[WORK TO COMPLETE] Please write out the complete listing that follows, exactly as it reads.

[SOURCE MATERIAL]
________
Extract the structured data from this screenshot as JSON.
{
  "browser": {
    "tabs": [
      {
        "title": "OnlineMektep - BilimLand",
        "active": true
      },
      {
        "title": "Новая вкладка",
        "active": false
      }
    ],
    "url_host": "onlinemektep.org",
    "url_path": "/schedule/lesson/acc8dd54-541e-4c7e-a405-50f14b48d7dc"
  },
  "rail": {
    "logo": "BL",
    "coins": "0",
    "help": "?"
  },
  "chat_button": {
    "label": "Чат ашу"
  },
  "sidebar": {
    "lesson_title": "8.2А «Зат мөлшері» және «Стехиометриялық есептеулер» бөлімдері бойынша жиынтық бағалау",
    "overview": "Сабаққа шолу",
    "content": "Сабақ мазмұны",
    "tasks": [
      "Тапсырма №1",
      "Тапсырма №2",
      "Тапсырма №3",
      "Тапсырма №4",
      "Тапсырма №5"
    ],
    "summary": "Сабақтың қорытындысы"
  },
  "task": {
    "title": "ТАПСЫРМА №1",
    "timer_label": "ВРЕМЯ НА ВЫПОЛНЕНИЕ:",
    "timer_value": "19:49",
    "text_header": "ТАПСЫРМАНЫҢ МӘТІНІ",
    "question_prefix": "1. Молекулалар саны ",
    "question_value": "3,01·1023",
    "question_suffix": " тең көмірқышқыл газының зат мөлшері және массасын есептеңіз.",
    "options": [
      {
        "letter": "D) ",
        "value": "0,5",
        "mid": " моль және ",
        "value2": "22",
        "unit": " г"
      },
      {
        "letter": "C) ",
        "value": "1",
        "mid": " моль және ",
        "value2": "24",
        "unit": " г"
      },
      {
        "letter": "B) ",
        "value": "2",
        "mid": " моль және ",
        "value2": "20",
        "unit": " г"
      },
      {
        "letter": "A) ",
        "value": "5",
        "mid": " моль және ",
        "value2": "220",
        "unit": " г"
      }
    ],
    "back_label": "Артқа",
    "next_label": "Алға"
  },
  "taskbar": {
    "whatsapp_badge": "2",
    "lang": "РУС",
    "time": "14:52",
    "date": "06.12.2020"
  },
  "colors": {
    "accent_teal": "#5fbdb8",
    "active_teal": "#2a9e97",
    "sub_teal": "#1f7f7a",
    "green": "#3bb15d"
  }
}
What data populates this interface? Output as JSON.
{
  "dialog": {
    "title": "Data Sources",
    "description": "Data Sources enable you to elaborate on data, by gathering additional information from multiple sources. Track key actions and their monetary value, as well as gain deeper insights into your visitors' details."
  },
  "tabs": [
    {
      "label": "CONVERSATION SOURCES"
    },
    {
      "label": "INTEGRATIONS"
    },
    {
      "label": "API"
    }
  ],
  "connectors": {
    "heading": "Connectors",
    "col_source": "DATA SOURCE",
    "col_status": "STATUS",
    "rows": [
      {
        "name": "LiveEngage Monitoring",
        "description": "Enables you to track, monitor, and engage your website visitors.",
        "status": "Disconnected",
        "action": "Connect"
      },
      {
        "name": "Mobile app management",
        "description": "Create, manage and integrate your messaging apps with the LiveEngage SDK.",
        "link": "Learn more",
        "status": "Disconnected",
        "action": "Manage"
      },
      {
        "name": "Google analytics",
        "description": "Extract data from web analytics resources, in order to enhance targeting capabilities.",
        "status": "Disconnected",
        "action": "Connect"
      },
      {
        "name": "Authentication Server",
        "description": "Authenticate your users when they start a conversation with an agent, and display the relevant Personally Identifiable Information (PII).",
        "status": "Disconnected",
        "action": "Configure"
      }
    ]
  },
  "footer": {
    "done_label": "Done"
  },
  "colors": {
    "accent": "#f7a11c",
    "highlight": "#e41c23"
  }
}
________
[SOLUTION]
Extract the structured data from this screenshot as JSON.
{
  "browser": {
    "tabs": [
      {
        "title": "OnlineMektep - BilimLand",
        "active": true
      },
      {
        "title": "Новая вкладка",
        "active": false
      }
    ],
    "url_host": "onlinemektep.org",
    "url_path": "/schedule/lesson/acc8dd54-541e-4c7e-a405-50f14b48d7dc"
  },
  "rail": {
    "logo": "BL",
    "coins": "0",
    "help": "?"
  },
  "chat_button": {
    "label": "Чат ашу"
  },
  "sidebar": {
    "lesson_title": "8.2А «Зат мөлшері» және «Стехиометриялық есептеулер» бөлімдері бойынша жиынтық бағалау",
    "overview": "Сабаққа шолу",
    "content": "Сабақ мазмұны",
    "tasks": [
      "Тапсырма №1",
      "Тапсырма №2",
      "Тапсырма №3",
      "Тапсырма №4",
      "Тапсырма №5"
    ],
    "summary": "Сабақтың қорытындысы"
  },
  "task": {
    "title": "ТАПСЫРМА №1",
    "timer_label": "ВРЕМЯ НА ВЫПОЛНЕНИЕ:",
    "timer_value": "19:49",
    "text_header": "ТАПСЫРМАНЫҢ МӘТІНІ",
    "question_prefix": "1. Молекулалар саны ",
    "question_value": "3,01·1023",
    "question_suffix": " тең көмірқышқыл газының зат мөлшері және массасын есептеңіз.",
    "options": [
      {
        "letter": "D) ",
        "value": "0,5",
        "mid": " моль және ",
        "value2": "22",
        "unit": " г"
      },
      {
        "letter": "C) ",
        "value": "1",
        "mid": " моль және ",
        "value2": "24",
        "unit": " г"
      },
      {
        "letter": "B) ",
        "value": "2",
        "mid": " моль және ",
        "value2": "20",
        "unit": " г"
      },
      {
        "letter": "A) ",
        "value": "5",
        "mid": " моль және ",
        "value2": "220",
        "unit": " г"
      }
    ],
    "back_label": "Артқа",
    "next_label": "Алға"
  },
  "taskbar": {
    "whatsapp_badge": "2",
    "lang": "РУС",
    "time": "14:52",
    "date": "06.12.2020"
  },
  "colors": {
    "accent_teal": "#5fbdb8",
    "active_teal": "#2a9e97",
    "sub_teal": "#1f7f7a",
    "green": "#3bb15d"
  }
}
What data populates this interface? Output as JSON.
{
  "dialog": {
    "title": "Data Sources",
    "description": "Data Sources enable you to elaborate on data, by gathering additional information from multiple sources. Track key actions and their monetary value, as well as gain deeper insights into your visitors' details."
  },
  "tabs": [
    {
      "label": "CONVERSATION SOURCES"
    },
    {
      "label": "INTEGRATIONS"
    },
    {
      "label": "API"
    }
  ],
  "connectors": {
    "heading": "Connectors",
    "col_source": "DATA SOURCE",
    "col_status": "STATUS",
    "rows": [
      {
        "name": "LiveEngage Monitoring",
        "description": "Enables you to track, monitor, and engage your website visitors.",
        "status": "Disconnected",
        "action": "Connect"
      },
      {
        "name": "Mobile app management",
        "description": "Create, manage and integrate your messaging apps with the LiveEngage SDK.",
        "link": "Learn more",
        "status": "Disconnected",
        "action": "Manage"
      },
      {
        "name": "Google analytics",
        "description": "Extract data from web analytics resources, in order to enhance targeting capabilities.",
        "status": "Disconnected",
        "action": "Connect"
      },
      {
        "name": "Authentication Server",
        "description": "Authenticate your users when they start a conversation with an agent, and display the relevant Personally Identifiable Information (PII).",
        "status": "Disconnected",
        "action": "Configure"
      }
    ]
  },
  "footer": {
    "done_label": "Done"
  },
  "colors": {
    "accent": "#f7a11c",
    "highlight": "#e41c23"
  }
}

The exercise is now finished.